──────── DATASET ROWS ────────

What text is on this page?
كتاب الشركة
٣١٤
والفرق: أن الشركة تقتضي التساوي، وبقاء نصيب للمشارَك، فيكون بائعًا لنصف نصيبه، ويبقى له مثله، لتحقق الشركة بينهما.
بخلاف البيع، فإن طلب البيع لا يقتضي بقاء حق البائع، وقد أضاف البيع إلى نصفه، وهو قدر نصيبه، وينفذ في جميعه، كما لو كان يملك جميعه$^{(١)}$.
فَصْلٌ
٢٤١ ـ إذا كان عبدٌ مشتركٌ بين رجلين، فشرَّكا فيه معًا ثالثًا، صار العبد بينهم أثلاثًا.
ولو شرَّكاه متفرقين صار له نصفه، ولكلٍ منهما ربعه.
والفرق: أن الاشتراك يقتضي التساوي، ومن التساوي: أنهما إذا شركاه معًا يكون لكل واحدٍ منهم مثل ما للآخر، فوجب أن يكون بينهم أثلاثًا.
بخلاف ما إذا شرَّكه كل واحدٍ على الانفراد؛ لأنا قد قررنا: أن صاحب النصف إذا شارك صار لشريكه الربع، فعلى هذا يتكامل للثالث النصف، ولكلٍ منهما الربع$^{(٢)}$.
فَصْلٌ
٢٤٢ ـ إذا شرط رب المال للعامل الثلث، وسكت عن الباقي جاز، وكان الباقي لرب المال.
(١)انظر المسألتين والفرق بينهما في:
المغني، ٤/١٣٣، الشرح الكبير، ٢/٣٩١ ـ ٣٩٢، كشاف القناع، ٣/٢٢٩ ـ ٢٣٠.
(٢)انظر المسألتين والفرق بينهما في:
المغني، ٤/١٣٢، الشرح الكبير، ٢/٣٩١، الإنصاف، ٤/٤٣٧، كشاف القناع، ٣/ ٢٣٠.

────────
──────── DATASET ROWS ────────

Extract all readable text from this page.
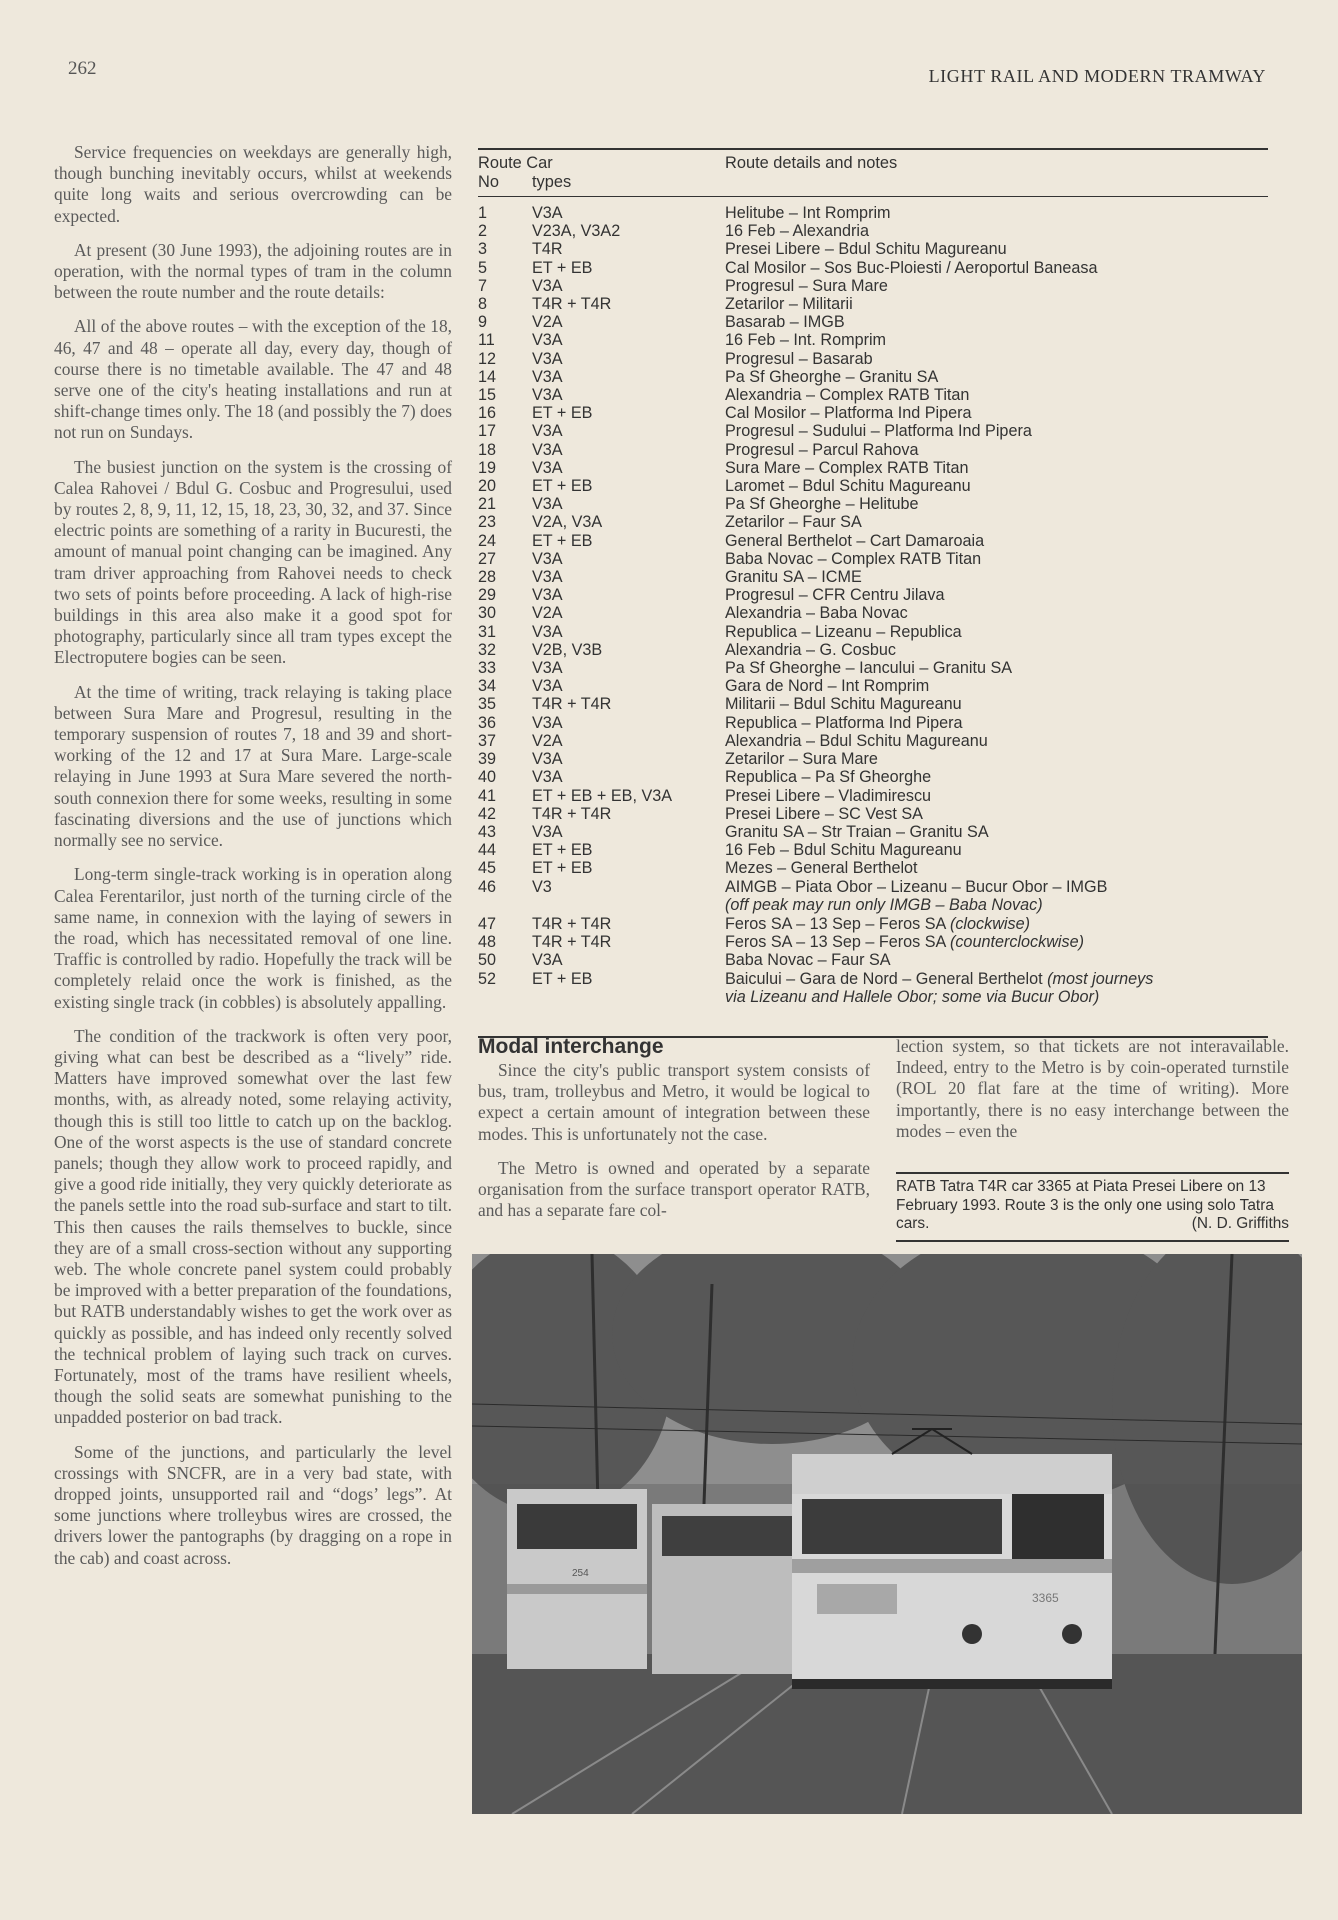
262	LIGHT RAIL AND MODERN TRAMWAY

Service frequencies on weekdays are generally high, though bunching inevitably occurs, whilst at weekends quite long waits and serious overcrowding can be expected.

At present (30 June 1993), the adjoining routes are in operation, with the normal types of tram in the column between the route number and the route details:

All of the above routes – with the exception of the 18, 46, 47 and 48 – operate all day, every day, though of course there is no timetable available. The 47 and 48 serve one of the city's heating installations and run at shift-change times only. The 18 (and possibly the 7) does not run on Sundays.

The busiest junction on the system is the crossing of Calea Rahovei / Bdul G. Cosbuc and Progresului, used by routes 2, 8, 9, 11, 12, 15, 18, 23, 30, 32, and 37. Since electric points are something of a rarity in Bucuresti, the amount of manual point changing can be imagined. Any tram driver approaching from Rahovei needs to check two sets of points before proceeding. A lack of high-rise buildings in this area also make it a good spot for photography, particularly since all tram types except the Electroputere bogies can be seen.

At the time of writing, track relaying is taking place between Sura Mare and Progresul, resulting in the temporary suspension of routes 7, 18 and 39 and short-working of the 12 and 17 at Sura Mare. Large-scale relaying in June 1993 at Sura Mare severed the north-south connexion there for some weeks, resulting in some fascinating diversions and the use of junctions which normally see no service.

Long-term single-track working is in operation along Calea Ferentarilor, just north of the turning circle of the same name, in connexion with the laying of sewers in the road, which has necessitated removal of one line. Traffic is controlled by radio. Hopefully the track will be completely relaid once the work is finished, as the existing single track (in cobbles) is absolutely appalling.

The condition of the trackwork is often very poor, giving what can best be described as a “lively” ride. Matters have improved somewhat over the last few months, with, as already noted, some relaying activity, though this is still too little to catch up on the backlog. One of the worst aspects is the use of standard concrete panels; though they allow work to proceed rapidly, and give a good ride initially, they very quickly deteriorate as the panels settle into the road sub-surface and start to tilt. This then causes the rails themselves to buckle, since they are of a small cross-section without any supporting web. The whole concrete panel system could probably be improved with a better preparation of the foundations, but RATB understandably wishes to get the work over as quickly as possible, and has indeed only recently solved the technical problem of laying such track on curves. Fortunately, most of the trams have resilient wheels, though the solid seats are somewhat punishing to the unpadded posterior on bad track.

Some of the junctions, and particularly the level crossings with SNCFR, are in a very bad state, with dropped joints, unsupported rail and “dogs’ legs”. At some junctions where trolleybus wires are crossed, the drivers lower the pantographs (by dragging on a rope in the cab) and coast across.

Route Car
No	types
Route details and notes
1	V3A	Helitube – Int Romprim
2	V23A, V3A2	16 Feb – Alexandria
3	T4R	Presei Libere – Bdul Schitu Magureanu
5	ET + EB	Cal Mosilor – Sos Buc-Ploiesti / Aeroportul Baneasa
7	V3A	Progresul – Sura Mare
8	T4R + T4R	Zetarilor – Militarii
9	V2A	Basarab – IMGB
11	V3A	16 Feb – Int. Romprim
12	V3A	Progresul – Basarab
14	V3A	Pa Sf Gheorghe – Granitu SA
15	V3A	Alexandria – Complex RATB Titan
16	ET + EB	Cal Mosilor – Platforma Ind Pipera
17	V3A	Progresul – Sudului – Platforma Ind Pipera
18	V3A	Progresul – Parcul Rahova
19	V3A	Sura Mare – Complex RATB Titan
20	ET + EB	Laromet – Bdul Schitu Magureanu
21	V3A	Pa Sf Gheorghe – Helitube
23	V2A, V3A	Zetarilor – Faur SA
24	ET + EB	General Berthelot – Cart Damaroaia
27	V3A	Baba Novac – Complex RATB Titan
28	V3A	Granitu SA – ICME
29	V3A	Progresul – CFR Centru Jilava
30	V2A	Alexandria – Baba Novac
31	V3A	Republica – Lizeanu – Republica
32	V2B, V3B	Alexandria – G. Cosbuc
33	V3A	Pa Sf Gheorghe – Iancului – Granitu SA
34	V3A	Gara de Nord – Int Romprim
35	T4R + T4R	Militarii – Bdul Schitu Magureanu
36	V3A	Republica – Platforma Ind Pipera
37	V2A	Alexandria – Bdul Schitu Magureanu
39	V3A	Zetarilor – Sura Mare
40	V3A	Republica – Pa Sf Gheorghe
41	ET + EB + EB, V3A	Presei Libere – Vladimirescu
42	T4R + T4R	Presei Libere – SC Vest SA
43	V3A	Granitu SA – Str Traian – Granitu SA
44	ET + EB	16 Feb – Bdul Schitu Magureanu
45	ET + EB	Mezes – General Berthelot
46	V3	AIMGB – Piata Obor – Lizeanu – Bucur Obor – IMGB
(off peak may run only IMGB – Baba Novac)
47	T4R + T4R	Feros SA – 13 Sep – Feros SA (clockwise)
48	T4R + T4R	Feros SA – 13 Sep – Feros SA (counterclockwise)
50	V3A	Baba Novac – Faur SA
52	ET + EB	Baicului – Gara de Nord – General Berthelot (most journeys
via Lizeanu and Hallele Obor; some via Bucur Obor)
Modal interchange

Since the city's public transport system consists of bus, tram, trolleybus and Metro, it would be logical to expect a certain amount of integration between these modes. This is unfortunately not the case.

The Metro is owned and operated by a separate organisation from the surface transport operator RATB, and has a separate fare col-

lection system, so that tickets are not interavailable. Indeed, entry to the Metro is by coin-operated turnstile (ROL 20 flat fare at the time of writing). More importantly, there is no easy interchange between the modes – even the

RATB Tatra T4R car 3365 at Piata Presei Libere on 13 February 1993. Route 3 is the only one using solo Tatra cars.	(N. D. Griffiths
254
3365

────────

PROBLEM DESCRIPTION: Every line above that contains the word "Nord" should be reported.

ANSWER TO THE PROBLEM:
34	V3A	Gara de Nord – Int Romprim
52	ET + EB	Baicului – Gara de Nord – General Berthelot (most journeys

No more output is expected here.